● **Provided data**:
* START *

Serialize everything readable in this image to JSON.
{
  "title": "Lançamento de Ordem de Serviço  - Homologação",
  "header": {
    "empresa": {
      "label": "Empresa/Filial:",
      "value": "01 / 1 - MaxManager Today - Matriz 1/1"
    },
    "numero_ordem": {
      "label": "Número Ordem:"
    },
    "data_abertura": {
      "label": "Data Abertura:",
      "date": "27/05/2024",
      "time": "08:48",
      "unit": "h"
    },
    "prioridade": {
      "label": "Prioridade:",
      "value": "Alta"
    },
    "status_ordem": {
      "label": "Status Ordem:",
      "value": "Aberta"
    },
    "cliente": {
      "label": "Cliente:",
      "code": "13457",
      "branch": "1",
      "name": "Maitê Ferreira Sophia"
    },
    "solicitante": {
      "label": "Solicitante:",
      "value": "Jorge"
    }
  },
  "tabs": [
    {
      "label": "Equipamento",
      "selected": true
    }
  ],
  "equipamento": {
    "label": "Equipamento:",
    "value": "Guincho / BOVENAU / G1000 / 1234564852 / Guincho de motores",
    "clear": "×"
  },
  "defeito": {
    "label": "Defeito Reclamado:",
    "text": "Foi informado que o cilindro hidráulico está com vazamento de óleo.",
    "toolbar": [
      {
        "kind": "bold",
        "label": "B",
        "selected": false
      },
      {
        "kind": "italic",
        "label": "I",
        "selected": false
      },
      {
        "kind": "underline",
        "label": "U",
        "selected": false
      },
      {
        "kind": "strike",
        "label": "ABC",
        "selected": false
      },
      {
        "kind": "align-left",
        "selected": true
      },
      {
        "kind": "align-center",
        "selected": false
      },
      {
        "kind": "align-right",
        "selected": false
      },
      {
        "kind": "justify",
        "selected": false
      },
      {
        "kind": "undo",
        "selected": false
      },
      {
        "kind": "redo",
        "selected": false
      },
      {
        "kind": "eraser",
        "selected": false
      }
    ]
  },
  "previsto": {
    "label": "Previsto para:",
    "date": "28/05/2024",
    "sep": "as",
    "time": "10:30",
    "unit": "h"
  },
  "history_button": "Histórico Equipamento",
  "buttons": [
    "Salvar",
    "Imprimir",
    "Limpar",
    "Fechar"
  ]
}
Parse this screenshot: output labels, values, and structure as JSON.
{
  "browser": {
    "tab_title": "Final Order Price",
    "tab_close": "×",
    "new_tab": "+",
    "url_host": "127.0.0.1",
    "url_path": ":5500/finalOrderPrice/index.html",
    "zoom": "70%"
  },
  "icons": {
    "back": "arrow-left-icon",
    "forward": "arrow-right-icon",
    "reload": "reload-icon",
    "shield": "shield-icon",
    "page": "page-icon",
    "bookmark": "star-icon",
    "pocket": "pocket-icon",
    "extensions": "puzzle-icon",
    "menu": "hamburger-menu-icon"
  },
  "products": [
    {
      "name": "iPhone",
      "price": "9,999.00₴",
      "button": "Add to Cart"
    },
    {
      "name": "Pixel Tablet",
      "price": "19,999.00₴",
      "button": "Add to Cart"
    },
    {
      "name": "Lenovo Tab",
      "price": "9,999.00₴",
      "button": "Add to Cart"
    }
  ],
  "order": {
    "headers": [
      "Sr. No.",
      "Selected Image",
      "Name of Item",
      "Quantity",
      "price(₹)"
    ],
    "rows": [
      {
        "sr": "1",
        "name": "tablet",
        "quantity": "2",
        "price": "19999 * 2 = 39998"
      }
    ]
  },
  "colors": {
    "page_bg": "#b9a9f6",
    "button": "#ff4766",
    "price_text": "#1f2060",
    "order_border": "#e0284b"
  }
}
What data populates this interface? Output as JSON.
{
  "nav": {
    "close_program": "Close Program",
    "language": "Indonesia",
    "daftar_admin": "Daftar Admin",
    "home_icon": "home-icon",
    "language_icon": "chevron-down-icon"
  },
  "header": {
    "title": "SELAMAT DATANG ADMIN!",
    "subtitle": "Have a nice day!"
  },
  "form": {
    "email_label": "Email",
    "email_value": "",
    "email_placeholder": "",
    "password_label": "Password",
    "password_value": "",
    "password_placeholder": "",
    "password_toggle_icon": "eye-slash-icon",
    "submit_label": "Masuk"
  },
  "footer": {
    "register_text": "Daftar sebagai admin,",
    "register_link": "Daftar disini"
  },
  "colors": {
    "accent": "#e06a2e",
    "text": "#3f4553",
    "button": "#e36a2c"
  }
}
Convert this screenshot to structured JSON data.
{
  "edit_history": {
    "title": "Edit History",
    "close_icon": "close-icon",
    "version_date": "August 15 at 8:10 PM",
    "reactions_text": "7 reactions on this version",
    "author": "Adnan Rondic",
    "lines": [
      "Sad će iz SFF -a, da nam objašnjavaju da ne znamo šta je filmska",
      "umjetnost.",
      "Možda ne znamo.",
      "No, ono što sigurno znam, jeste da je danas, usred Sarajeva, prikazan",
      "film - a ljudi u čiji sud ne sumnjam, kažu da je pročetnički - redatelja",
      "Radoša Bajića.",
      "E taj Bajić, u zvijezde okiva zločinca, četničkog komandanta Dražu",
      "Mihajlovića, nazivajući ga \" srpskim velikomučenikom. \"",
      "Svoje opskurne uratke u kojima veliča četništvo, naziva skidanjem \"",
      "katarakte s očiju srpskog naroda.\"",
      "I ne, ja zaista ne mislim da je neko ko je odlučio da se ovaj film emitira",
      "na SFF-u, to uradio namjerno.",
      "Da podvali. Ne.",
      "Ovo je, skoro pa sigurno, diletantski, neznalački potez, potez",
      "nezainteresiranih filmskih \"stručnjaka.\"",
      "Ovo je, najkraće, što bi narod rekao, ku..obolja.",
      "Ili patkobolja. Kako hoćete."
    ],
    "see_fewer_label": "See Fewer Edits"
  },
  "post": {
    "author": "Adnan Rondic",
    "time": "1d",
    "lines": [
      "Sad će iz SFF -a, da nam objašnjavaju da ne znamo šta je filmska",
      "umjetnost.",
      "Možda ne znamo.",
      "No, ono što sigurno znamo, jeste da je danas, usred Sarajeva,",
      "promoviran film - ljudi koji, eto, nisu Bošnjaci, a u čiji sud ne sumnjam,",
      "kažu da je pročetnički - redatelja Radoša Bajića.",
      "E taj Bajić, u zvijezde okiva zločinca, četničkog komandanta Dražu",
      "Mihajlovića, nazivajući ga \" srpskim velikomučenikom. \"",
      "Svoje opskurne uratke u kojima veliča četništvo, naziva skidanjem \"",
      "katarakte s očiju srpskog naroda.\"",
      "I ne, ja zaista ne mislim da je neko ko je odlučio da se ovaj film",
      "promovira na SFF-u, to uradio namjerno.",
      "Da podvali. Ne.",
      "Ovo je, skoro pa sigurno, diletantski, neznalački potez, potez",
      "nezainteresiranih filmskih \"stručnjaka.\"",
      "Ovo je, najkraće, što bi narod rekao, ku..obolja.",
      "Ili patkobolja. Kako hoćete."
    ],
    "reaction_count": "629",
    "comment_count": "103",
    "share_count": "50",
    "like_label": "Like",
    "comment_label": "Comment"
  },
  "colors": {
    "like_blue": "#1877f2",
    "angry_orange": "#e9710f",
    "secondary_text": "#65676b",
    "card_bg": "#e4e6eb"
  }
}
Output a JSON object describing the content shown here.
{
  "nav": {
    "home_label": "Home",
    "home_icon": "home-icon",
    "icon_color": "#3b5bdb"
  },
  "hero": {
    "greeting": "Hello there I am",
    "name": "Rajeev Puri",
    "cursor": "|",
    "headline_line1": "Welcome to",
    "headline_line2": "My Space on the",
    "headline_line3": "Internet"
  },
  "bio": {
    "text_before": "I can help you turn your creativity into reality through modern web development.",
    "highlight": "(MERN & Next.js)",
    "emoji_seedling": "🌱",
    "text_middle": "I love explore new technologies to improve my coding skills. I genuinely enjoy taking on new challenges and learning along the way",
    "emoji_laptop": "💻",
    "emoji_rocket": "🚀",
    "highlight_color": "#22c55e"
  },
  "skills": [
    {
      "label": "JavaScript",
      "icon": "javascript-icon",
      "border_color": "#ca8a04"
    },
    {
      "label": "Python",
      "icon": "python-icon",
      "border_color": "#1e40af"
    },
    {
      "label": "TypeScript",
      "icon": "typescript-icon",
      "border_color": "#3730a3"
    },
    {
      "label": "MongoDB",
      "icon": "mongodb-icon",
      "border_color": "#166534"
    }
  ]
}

* END *

● **Challenge**: Check every line of the material for the string "Daftar" and give the number of lines that have it, without anything else.

● **Finished task**: 3